# TRECHO SELECIONADO:
_____
Goianos registraram 3,4 mil portes de armas este ano
Dados da Polícia Federal mostram que 3,4 mil novas armas foram legalizadas no Estado em 2021
Goiás registrou, até julho deste ano, 3,4 mil novas armas, de acordo com dados da Polícia Federal (PF). Isso significa que 16 novas pessoas ganharam porte ou posse de armas por dia em solo goiano. O Estado, inclusive, tirou o primeiro lugar de armas registradas nos anos de 2014,2015, 2016 e 2018.
Em números absolutos, Minas (10.916), Rio Grande do Sul (8.499) e Santa Catarina (6.460) lideram as licenças no primeiro semestre. Em termos proporcionais à população, Rondônia (16,9 novas armas por 10 mil habitantes), Mato Grosso (15,8) e Acre (12,8) estão na frente.
Os números dizem respeito a armas concedidas na categoria ‘Cidadão’, que representa civis que buscam a autorização para arma própria, geralmente com intuito de defesa pessoal. Armas concedidas a órgãos de segurança pública ou ao Judiciário são contabilizadas em outras categorias pela PF.
É claro que a alta nas vendas causou aquecimento no mercado. Lucas Cavalcante de Oliveira, gerente comercial da Casa Caiçara, conta que o número de vendas no estabelecimento aumentou 100%. Segundo ele, os modelos mais procurados são pistolas, espingardas e carabinas. E os calibres mais procurados são os 9 milímetros e 354.
Com espaço privado para exposição das armas, ele conta como funciona a negociação. “A gente atende pelo WhatsApp, mas a maioria das vendas acontece de maneira presencial. Quanto mais armas registradas é melhor. Dessa forma, as pessoas tiram da cabeça que é complicado conseguir uma arma de maneira legal e preferem armas sem registros”, pontua.
_____
# O QUE SE PEDE:
Dê sequência à reportagem sobre os registros de armas em Goiás, começando logo após a última frase apresentada. A listagem é um material à parte, independente da reportagem.

Registros extraídos de um acervo:
_____
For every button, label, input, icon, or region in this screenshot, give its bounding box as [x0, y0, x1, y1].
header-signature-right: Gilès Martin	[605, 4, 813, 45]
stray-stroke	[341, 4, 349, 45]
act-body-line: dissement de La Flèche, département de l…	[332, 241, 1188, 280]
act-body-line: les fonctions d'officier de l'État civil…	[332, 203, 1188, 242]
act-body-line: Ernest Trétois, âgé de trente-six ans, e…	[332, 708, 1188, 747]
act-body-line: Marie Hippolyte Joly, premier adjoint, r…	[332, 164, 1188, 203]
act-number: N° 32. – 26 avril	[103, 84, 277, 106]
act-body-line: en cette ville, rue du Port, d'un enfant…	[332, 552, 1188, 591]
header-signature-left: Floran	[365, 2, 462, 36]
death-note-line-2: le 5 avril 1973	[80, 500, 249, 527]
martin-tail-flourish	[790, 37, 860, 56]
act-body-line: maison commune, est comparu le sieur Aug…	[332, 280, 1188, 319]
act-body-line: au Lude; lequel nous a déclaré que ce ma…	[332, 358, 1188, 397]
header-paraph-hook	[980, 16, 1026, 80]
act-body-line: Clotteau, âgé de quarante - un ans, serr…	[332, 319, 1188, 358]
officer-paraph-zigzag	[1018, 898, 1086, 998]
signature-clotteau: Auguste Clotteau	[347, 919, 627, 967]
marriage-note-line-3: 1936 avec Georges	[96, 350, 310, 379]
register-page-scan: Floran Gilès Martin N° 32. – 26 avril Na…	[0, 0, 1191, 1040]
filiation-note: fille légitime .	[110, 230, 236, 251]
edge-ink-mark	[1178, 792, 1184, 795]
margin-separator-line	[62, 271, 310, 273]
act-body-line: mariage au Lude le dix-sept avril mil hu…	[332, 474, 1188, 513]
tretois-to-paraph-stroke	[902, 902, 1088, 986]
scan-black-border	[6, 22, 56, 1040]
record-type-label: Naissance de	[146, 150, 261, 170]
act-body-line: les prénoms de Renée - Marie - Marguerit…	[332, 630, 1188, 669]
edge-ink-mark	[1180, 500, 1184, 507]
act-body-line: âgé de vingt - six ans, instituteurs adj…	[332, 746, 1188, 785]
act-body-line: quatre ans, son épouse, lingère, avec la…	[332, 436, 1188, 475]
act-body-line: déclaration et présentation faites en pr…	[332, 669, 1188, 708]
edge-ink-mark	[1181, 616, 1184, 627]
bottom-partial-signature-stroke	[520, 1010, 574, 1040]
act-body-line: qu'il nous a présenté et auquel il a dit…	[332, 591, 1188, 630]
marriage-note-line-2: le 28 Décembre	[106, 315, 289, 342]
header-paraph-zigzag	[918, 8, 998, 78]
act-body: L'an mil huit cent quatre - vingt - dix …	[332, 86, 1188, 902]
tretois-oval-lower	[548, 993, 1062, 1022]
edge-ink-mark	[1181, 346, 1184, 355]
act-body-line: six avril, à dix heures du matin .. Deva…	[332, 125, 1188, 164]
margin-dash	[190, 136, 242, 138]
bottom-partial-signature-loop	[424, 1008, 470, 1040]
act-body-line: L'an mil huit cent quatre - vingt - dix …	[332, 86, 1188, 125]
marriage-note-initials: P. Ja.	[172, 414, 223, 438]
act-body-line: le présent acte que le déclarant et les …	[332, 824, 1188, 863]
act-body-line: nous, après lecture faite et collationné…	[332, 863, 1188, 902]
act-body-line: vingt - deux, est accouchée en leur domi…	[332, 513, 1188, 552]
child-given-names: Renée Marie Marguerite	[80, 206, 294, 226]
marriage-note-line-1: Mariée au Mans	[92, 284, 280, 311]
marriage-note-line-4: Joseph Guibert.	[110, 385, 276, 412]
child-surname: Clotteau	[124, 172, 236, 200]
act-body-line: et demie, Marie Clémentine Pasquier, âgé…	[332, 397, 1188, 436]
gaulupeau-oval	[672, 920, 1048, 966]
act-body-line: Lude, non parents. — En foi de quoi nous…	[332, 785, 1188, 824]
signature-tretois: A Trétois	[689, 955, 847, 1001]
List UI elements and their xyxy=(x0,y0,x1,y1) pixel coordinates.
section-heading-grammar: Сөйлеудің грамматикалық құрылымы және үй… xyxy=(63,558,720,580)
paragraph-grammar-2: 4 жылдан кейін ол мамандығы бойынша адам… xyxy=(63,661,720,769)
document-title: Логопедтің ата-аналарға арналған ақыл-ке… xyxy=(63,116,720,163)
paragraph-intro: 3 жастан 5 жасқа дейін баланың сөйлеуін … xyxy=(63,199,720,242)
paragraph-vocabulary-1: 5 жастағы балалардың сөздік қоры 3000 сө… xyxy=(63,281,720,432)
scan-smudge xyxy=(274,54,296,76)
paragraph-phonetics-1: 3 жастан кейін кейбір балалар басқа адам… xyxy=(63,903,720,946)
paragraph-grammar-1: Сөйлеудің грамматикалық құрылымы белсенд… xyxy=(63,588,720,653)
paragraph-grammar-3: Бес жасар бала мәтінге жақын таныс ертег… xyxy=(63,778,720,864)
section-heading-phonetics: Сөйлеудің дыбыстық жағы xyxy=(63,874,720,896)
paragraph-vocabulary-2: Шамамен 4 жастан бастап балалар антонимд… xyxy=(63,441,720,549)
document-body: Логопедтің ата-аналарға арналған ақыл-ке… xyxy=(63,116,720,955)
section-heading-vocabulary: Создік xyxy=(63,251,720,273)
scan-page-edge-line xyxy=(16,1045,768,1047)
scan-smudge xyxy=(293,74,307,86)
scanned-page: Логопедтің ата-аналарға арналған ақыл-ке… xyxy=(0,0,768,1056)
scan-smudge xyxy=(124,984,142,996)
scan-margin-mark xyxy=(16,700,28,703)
_____
# RESPOSTA DO EXERCÍCIO:
Segundo ele, não é apenas chegar e querer comprar uma arma. “Tem que ter mais de 25 anos, passar por exames psicológicos com instrutores credenciados na Polícia Federal e Exército. Após todos os laudos darem aptidão, é que a pessoa pode comprar uma arma”, explica. Ele conta que os valores para se adquirir na loja vão de R$ 4,6 mil a R$ 25 mil.
Mudanças de comportamento
O especialista em Segurança Pública, Leonardo Sant’Anna, conta que a quantidade de armas registradas mostra a mudança de comportamento para as pessoas andarem legalizadas. “Primeiramente havia o receio de pessoas em dizer que adquirir uma arma de fogo já queria infringir a lei. E isso foi sendo desmistificado. As pessoas notaram que para adquirir uma arma de fogo, a pessoa precisa fazer um teste de proficiência para se mostrar capacitado, tirar várias certidões, teste psicológico para que a pessoa possa andar dentro da lei e não para ingressar em qualquer atividade criminosa”, pontua.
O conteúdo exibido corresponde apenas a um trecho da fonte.